[Collected data]

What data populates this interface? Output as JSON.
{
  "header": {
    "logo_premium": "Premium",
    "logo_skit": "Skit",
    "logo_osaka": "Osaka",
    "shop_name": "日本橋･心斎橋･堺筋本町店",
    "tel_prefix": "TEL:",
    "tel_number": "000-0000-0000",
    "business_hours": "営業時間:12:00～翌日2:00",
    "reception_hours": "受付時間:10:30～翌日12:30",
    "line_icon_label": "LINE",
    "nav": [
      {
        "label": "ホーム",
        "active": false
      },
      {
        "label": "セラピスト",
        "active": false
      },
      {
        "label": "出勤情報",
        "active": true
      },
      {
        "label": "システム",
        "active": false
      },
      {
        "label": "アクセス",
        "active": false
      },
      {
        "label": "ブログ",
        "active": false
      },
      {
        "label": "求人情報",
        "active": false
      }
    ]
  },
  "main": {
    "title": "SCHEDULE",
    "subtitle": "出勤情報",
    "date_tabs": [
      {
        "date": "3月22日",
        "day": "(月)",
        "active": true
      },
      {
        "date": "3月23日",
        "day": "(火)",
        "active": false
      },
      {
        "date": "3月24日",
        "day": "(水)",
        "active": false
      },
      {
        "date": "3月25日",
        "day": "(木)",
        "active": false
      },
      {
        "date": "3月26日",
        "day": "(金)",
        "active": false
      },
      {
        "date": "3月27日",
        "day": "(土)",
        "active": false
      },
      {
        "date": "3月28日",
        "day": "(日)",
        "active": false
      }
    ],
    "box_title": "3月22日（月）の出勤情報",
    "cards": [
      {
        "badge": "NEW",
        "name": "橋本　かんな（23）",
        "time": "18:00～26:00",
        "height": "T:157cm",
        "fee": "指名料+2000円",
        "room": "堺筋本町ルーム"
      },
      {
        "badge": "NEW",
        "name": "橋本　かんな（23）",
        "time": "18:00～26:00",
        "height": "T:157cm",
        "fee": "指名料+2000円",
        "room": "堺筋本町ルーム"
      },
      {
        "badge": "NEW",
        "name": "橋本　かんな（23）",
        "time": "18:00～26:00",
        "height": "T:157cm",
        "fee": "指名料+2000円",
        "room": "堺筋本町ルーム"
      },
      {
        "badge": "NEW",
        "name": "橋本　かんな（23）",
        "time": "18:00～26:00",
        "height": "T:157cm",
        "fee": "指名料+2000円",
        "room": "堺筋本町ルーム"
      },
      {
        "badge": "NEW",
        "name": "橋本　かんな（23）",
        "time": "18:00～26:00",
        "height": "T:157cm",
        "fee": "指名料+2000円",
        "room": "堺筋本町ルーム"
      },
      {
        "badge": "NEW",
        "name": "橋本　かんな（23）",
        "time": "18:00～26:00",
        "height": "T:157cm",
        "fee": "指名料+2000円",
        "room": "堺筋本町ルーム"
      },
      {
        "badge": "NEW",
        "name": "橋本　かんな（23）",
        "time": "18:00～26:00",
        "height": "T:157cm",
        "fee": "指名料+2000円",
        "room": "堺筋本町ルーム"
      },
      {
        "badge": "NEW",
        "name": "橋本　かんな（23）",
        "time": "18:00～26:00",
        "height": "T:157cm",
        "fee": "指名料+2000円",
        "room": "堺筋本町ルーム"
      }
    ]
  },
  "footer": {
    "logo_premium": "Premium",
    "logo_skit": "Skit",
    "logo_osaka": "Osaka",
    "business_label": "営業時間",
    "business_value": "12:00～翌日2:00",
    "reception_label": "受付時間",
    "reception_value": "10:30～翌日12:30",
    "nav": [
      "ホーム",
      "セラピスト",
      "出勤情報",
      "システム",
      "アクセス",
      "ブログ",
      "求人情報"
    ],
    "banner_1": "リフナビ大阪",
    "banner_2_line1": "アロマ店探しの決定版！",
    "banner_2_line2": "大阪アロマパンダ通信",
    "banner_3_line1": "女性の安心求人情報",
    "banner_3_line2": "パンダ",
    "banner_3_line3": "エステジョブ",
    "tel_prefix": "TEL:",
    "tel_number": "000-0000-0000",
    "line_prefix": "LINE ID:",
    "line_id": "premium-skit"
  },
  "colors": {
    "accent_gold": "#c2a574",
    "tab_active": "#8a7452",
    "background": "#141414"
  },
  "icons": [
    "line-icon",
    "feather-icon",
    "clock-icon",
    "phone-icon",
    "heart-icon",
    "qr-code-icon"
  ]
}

# [Written task]
Go through the listing above and restate it word for word.

# [Output of the task]
What data populates this interface? Output as JSON.
{
  "header": {
    "logo_premium": "Premium",
    "logo_skit": "Skit",
    "logo_osaka": "Osaka",
    "shop_name": "日本橋･心斎橋･堺筋本町店",
    "tel_prefix": "TEL:",
    "tel_number": "000-0000-0000",
    "business_hours": "営業時間:12:00～翌日2:00",
    "reception_hours": "受付時間:10:30～翌日12:30",
    "line_icon_label": "LINE",
    "nav": [
      {
        "label": "ホーム",
        "active": false
      },
      {
        "label": "セラピスト",
        "active": false
      },
      {
        "label": "出勤情報",
        "active": true
      },
      {
        "label": "システム",
        "active": false
      },
      {
        "label": "アクセス",
        "active": false
      },
      {
        "label": "ブログ",
        "active": false
      },
      {
        "label": "求人情報",
        "active": false
      }
    ]
  },
  "main": {
    "title": "SCHEDULE",
    "subtitle": "出勤情報",
    "date_tabs": [
      {
        "date": "3月22日",
        "day": "(月)",
        "active": true
      },
      {
        "date": "3月23日",
        "day": "(火)",
        "active": false
      },
      {
        "date": "3月24日",
        "day": "(水)",
        "active": false
      },
      {
        "date": "3月25日",
        "day": "(木)",
        "active": false
      },
      {
        "date": "3月26日",
        "day": "(金)",
        "active": false
      },
      {
        "date": "3月27日",
        "day": "(土)",
        "active": false
      },
      {
        "date": "3月28日",
        "day": "(日)",
        "active": false
      }
    ],
    "box_title": "3月22日（月）の出勤情報",
    "cards": [
      {
        "badge": "NEW",
        "name": "橋本　かんな（23）",
        "time": "18:00～26:00",
        "height": "T:157cm",
        "fee": "指名料+2000円",
        "room": "堺筋本町ルーム"
      },
      {
        "badge": "NEW",
        "name": "橋本　かんな（23）",
        "time": "18:00～26:00",
        "height": "T:157cm",
        "fee": "指名料+2000円",
        "room": "堺筋本町ルーム"
      },
      {
        "badge": "NEW",
        "name": "橋本　かんな（23）",
        "time": "18:00～26:00",
        "height": "T:157cm",
        "fee": "指名料+2000円",
        "room": "堺筋本町ルーム"
      },
      {
        "badge": "NEW",
        "name": "橋本　かんな（23）",
        "time": "18:00～26:00",
        "height": "T:157cm",
        "fee": "指名料+2000円",
        "room": "堺筋本町ルーム"
      },
      {
        "badge": "NEW",
        "name": "橋本　かんな（23）",
        "time": "18:00～26:00",
        "height": "T:157cm",
        "fee": "指名料+2000円",
        "room": "堺筋本町ルーム"
      },
      {
        "badge": "NEW",
        "name": "橋本　かんな（23）",
        "time": "18:00～26:00",
        "height": "T:157cm",
        "fee": "指名料+2000円",
        "room": "堺筋本町ルーム"
      },
      {
        "badge": "NEW",
        "name": "橋本　かんな（23）",
        "time": "18:00～26:00",
        "height": "T:157cm",
        "fee": "指名料+2000円",
        "room": "堺筋本町ルーム"
      },
      {
        "badge": "NEW",
        "name": "橋本　かんな（23）",
        "time": "18:00～26:00",
        "height": "T:157cm",
        "fee": "指名料+2000円",
        "room": "堺筋本町ルーム"
      }
    ]
  },
  "footer": {
    "logo_premium": "Premium",
    "logo_skit": "Skit",
    "logo_osaka": "Osaka",
    "business_label": "営業時間",
    "business_value": "12:00～翌日2:00",
    "reception_label": "受付時間",
    "reception_value": "10:30～翌日12:30",
    "nav": [
      "ホーム",
      "セラピスト",
      "出勤情報",
      "システム",
      "アクセス",
      "ブログ",
      "求人情報"
    ],
    "banner_1": "リフナビ大阪",
    "banner_2_line1": "アロマ店探しの決定版！",
    "banner_2_line2": "大阪アロマパンダ通信",
    "banner_3_line1": "女性の安心求人情報",
    "banner_3_line2": "パンダ",
    "banner_3_line3": "エステジョブ",
    "tel_prefix": "TEL:",
    "tel_number": "000-0000-0000",
    "line_prefix": "LINE ID:",
    "line_id": "premium-skit"
  },
  "colors": {
    "accent_gold": "#c2a574",
    "tab_active": "#8a7452",
    "background": "#141414"
  },
  "icons": [
    "line-icon",
    "feather-icon",
    "clock-icon",
    "phone-icon",
    "heart-icon",
    "qr-code-icon"
  ]
}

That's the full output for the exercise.